▶ **PROBLEM STATEMENT**
Only lines holding the string "JSON" are wanted; copy each one from the material.

▶ **EXCERPTED DATA**
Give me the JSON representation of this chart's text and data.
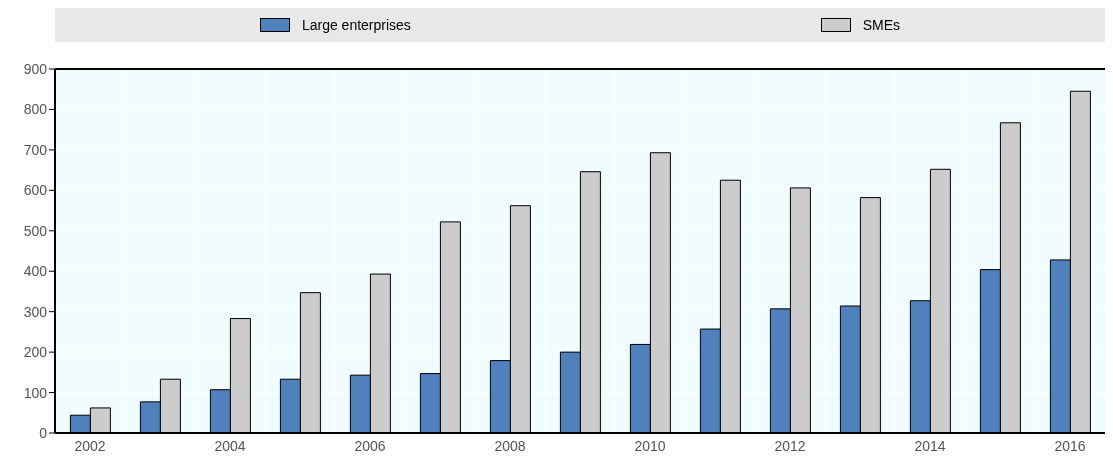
{
  "chart_data": {
    "type": "bar",
    "categories": [
      "2002",
      null,
      "2004",
      null,
      "2006",
      null,
      "2008",
      null,
      "2010",
      null,
      "2012",
      null,
      "2014",
      null,
      "2016"
    ],
    "series": [
      {
        "name": "Large enterprises",
        "color": "#4f81bd",
        "values": [
          44,
          77,
          107,
          133,
          143,
          147,
          179,
          200,
          219,
          257,
          307,
          314,
          327,
          404,
          428
        ]
      },
      {
        "name": "SMEs",
        "color": "#cccccc",
        "values": [
          62,
          133,
          283,
          347,
          393,
          522,
          562,
          646,
          693,
          625,
          606,
          582,
          652,
          767,
          845
        ]
      }
    ],
    "ylim": [
      0,
      900
    ],
    "yticks": [
      0,
      100,
      200,
      300,
      400,
      500,
      600,
      700,
      800,
      900
    ],
    "grid": true,
    "legend": "top"
  }
}
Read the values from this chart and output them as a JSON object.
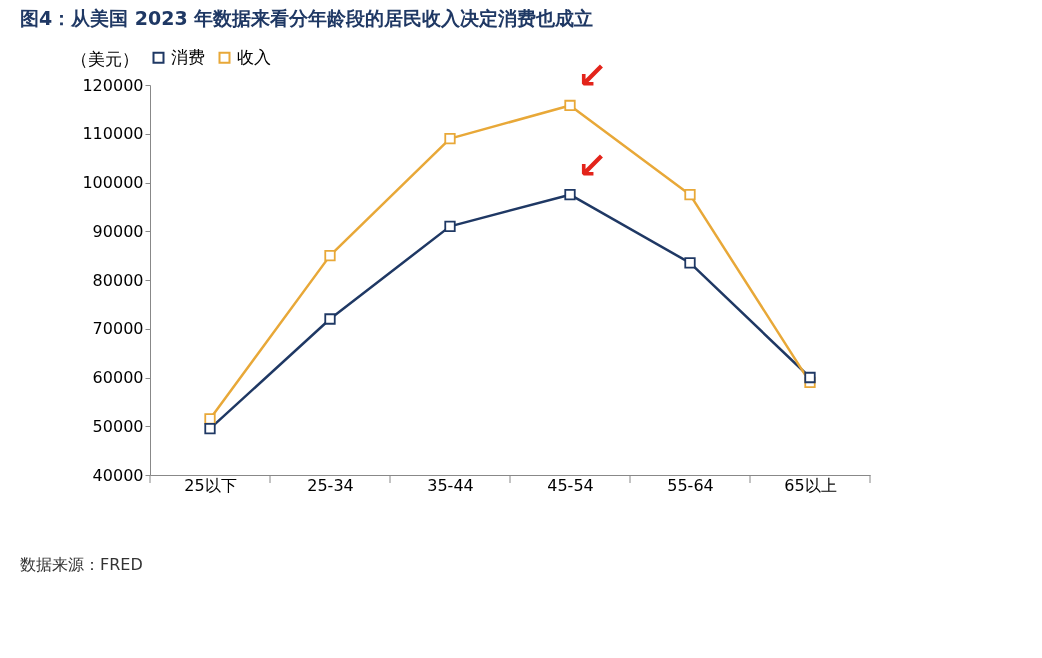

▶ **WRITTEN SOLUTION**
Give me the JSON representation of this chart's text and data.
Read the values from this chart and output them as a JSON object.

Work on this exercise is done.